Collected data
· · ·
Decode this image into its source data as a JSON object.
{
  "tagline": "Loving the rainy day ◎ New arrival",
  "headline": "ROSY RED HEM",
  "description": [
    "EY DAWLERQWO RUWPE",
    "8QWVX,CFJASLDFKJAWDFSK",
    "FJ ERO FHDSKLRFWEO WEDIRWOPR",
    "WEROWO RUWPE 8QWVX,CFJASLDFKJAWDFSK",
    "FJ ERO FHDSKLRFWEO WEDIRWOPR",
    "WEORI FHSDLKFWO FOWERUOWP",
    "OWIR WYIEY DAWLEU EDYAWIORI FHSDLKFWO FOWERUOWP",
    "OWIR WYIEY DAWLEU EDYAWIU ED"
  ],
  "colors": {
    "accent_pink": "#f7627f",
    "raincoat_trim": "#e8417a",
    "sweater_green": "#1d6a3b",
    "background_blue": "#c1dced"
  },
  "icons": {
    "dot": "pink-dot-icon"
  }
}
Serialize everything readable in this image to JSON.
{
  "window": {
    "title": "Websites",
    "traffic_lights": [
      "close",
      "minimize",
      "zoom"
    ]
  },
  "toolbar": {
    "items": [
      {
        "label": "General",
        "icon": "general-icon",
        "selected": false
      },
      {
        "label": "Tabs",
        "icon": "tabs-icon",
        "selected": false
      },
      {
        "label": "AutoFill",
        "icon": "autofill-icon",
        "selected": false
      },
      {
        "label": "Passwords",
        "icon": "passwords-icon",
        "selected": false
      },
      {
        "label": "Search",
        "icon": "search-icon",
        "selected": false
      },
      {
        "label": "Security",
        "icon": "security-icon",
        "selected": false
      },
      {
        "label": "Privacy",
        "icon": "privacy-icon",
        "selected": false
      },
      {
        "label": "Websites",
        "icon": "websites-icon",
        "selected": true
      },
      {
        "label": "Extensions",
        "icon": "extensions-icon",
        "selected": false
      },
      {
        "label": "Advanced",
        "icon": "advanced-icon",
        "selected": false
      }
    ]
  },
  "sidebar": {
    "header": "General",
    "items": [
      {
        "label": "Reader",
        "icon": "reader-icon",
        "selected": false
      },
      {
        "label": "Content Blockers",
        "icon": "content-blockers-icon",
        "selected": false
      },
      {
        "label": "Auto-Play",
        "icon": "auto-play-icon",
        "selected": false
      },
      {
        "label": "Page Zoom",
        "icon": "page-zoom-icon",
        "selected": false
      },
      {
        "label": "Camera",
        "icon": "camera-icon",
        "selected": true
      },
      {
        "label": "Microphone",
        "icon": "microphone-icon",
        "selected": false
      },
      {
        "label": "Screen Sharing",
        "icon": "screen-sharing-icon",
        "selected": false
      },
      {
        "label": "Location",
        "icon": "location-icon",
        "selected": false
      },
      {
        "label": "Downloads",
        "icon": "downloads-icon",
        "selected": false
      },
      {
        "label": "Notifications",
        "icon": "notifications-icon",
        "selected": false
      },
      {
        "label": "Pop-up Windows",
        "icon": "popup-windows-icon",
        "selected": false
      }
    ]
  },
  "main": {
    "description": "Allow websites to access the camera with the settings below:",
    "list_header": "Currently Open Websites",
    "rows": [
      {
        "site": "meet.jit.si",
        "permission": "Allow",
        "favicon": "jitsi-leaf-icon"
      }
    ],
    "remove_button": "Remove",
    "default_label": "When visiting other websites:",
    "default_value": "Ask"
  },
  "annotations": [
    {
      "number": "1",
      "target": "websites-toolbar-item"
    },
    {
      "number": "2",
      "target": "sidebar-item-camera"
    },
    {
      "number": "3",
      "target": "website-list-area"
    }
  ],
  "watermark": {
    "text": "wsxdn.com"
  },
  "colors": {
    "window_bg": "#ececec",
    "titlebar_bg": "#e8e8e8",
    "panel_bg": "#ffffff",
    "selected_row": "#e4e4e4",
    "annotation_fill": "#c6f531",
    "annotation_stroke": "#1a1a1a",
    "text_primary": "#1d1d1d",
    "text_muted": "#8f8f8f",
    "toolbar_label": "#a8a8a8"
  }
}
· · ·
### Given task
Write out the listing once more, matching it exactly.

### Solution for this exercise
Decode this image into its source data as a JSON object.
{
  "tagline": "Loving the rainy day ◎ New arrival",
  "headline": "ROSY RED HEM",
  "description": [
    "EY DAWLERQWO RUWPE",
    "8QWVX,CFJASLDFKJAWDFSK",
    "FJ ERO FHDSKLRFWEO WEDIRWOPR",
    "WEROWO RUWPE 8QWVX,CFJASLDFKJAWDFSK",
    "FJ ERO FHDSKLRFWEO WEDIRWOPR",
    "WEORI FHSDLKFWO FOWERUOWP",
    "OWIR WYIEY DAWLEU EDYAWIORI FHSDLKFWO FOWERUOWP",
    "OWIR WYIEY DAWLEU EDYAWIU ED"
  ],
  "colors": {
    "accent_pink": "#f7627f",
    "raincoat_trim": "#e8417a",
    "sweater_green": "#1d6a3b",
    "background_blue": "#c1dced"
  },
  "icons": {
    "dot": "pink-dot-icon"
  }
}
Serialize everything readable in this image to JSON.
{
  "window": {
    "title": "Websites",
    "traffic_lights": [
      "close",
      "minimize",
      "zoom"
    ]
  },
  "toolbar": {
    "items": [
      {
        "label": "General",
        "icon": "general-icon",
        "selected": false
      },
      {
        "label": "Tabs",
        "icon": "tabs-icon",
        "selected": false
      },
      {
        "label": "AutoFill",
        "icon": "autofill-icon",
        "selected": false
      },
      {
        "label": "Passwords",
        "icon": "passwords-icon",
        "selected": false
      },
      {
        "label": "Search",
        "icon": "search-icon",
        "selected": false
      },
      {
        "label": "Security",
        "icon": "security-icon",
        "selected": false
      },
      {
        "label": "Privacy",
        "icon": "privacy-icon",
        "selected": false
      },
      {
        "label": "Websites",
        "icon": "websites-icon",
        "selected": true
      },
      {
        "label": "Extensions",
        "icon": "extensions-icon",
        "selected": false
      },
      {
        "label": "Advanced",
        "icon": "advanced-icon",
        "selected": false
      }
    ]
  },
  "sidebar": {
    "header": "General",
    "items": [
      {
        "label": "Reader",
        "icon": "reader-icon",
        "selected": false
      },
      {
        "label": "Content Blockers",
        "icon": "content-blockers-icon",
        "selected": false
      },
      {
        "label": "Auto-Play",
        "icon": "auto-play-icon",
        "selected": false
      },
      {
        "label": "Page Zoom",
        "icon": "page-zoom-icon",
        "selected": false
      },
      {
        "label": "Camera",
        "icon": "camera-icon",
        "selected": true
      },
      {
        "label": "Microphone",
        "icon": "microphone-icon",
        "selected": false
      },
      {
        "label": "Screen Sharing",
        "icon": "screen-sharing-icon",
        "selected": false
      },
      {
        "label": "Location",
        "icon": "location-icon",
        "selected": false
      },
      {
        "label": "Downloads",
        "icon": "downloads-icon",
        "selected": false
      },
      {
        "label": "Notifications",
        "icon": "notifications-icon",
        "selected": false
      },
      {
        "label": "Pop-up Windows",
        "icon": "popup-windows-icon",
        "selected": false
      }
    ]
  },
  "main": {
    "description": "Allow websites to access the camera with the settings below:",
    "list_header": "Currently Open Websites",
    "rows": [
      {
        "site": "meet.jit.si",
        "permission": "Allow",
        "favicon": "jitsi-leaf-icon"
      }
    ],
    "remove_button": "Remove",
    "default_label": "When visiting other websites:",
    "default_value": "Ask"
  },
  "annotations": [
    {
      "number": "1",
      "target": "websites-toolbar-item"
    },
    {
      "number": "2",
      "target": "sidebar-item-camera"
    },
    {
      "number": "3",
      "target": "website-list-area"
    }
  ],
  "watermark": {
    "text": "wsxdn.com"
  },
  "colors": {
    "window_bg": "#ececec",
    "titlebar_bg": "#e8e8e8",
    "panel_bg": "#ffffff",
    "selected_row": "#e4e4e4",
    "annotation_fill": "#c6f531",
    "annotation_stroke": "#1a1a1a",
    "text_primary": "#1d1d1d",
    "text_muted": "#8f8f8f",
    "toolbar_label": "#a8a8a8"
  }
}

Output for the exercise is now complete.